### WHAT TO WORK ON:
Return the records that follow unaltered. Omit every picture.

[A block of data]

(begin)

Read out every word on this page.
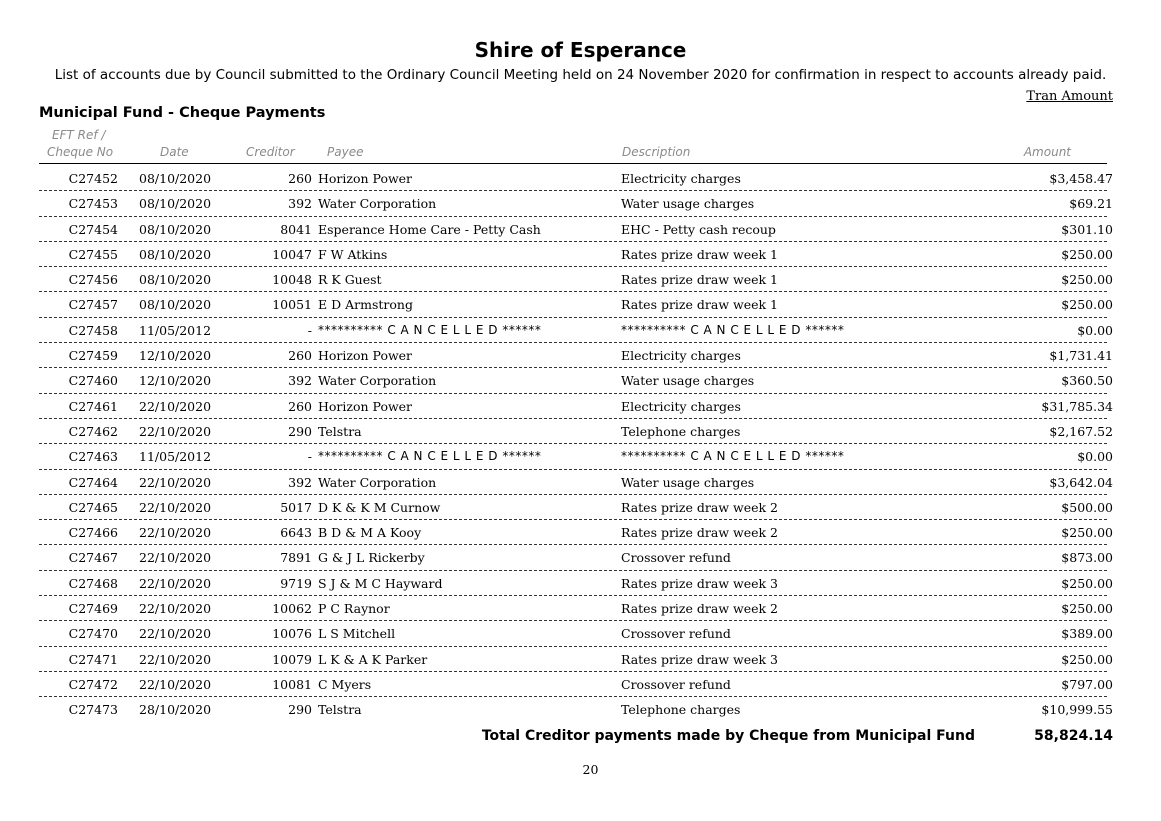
Shire of Esperance
List of accounts due by Council submitted to the Ordinary Council Meeting held on 24 November 2020 for confirmation in respect to accounts already paid.
Tran Amount
Municipal Fund - Cheque Payments
EFT Ref /
Cheque No	Date	Creditor	Payee	Description	Amount
C27452 08/10/2020	260 Horizon Power	Electricity charges	$3,458.47
C27453 08/10/2020	392 Water Corporation	Water usage charges	$69.21
C27454 08/10/2020	8041 Esperance Home Care - Petty Cash	EHC - Petty cash recoup	$301.10
C27455 08/10/2020	10047 F W Atkins	Rates prize draw week 1	$250.00
C27456 08/10/2020	10048 R K Guest	Rates prize draw week 1	$250.00
C27457 08/10/2020	10051 E D Armstrong	Rates prize draw week 1	$250.00
C27458 11/05/2012	- ********** C A N C E L L E D ******	********** C A N C E L L E D ******	$0.00
C27459 12/10/2020	260 Horizon Power	Electricity charges	$1,731.41
C27460 12/10/2020	392 Water Corporation	Water usage charges	$360.50
C27461 22/10/2020	260 Horizon Power	Electricity charges	$31,785.34
C27462 22/10/2020	290 Telstra	Telephone charges	$2,167.52
C27463 11/05/2012	- ********** C A N C E L L E D ******	********** C A N C E L L E D ******	$0.00
C27464 22/10/2020	392 Water Corporation	Water usage charges	$3,642.04
C27465 22/10/2020	5017 D K & K M Curnow	Rates prize draw week 2	$500.00
C27466 22/10/2020	6643 B D & M A Kooy	Rates prize draw week 2	$250.00
C27467 22/10/2020	7891 G & J L Rickerby	Crossover refund	$873.00
C27468 22/10/2020	9719 S J & M C Hayward	Rates prize draw week 3	$250.00
C27469 22/10/2020	10062 P C Raynor	Rates prize draw week 2	$250.00
C27470 22/10/2020	10076 L S Mitchell	Crossover refund	$389.00
C27471 22/10/2020	10079 L K & A K Parker	Rates prize draw week 3	$250.00
C27472 22/10/2020	10081 C Myers	Crossover refund	$797.00
C27473 28/10/2020	290 Telstra	Telephone charges	$10,999.55
Total Creditor payments made by Cheque from Municipal Fund	58,824.14
20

(end)

### ANSWER FOR THIS EXERCISE:
Read out every word on this page.
Shire of Esperance
List of accounts due by Council submitted to the Ordinary Council Meeting held on 24 November 2020 for confirmation in respect to accounts already paid.
Tran Amount
Municipal Fund - Cheque Payments
EFT Ref /
Cheque No	Date	Creditor	Payee	Description	Amount
C27452 08/10/2020	260 Horizon Power	Electricity charges	$3,458.47
C27453 08/10/2020	392 Water Corporation	Water usage charges	$69.21
C27454 08/10/2020	8041 Esperance Home Care - Petty Cash	EHC - Petty cash recoup	$301.10
C27455 08/10/2020	10047 F W Atkins	Rates prize draw week 1	$250.00
C27456 08/10/2020	10048 R K Guest	Rates prize draw week 1	$250.00
C27457 08/10/2020	10051 E D Armstrong	Rates prize draw week 1	$250.00
C27458 11/05/2012	- ********** C A N C E L L E D ******	********** C A N C E L L E D ******	$0.00
C27459 12/10/2020	260 Horizon Power	Electricity charges	$1,731.41
C27460 12/10/2020	392 Water Corporation	Water usage charges	$360.50
C27461 22/10/2020	260 Horizon Power	Electricity charges	$31,785.34
C27462 22/10/2020	290 Telstra	Telephone charges	$2,167.52
C27463 11/05/2012	- ********** C A N C E L L E D ******	********** C A N C E L L E D ******	$0.00
C27464 22/10/2020	392 Water Corporation	Water usage charges	$3,642.04
C27465 22/10/2020	5017 D K & K M Curnow	Rates prize draw week 2	$500.00
C27466 22/10/2020	6643 B D & M A Kooy	Rates prize draw week 2	$250.00
C27467 22/10/2020	7891 G & J L Rickerby	Crossover refund	$873.00
C27468 22/10/2020	9719 S J & M C Hayward	Rates prize draw week 3	$250.00
C27469 22/10/2020	10062 P C Raynor	Rates prize draw week 2	$250.00
C27470 22/10/2020	10076 L S Mitchell	Crossover refund	$389.00
C27471 22/10/2020	10079 L K & A K Parker	Rates prize draw week 3	$250.00
C27472 22/10/2020	10081 C Myers	Crossover refund	$797.00
C27473 28/10/2020	290 Telstra	Telephone charges	$10,999.55
Total Creditor payments made by Cheque from Municipal Fund	58,824.14
20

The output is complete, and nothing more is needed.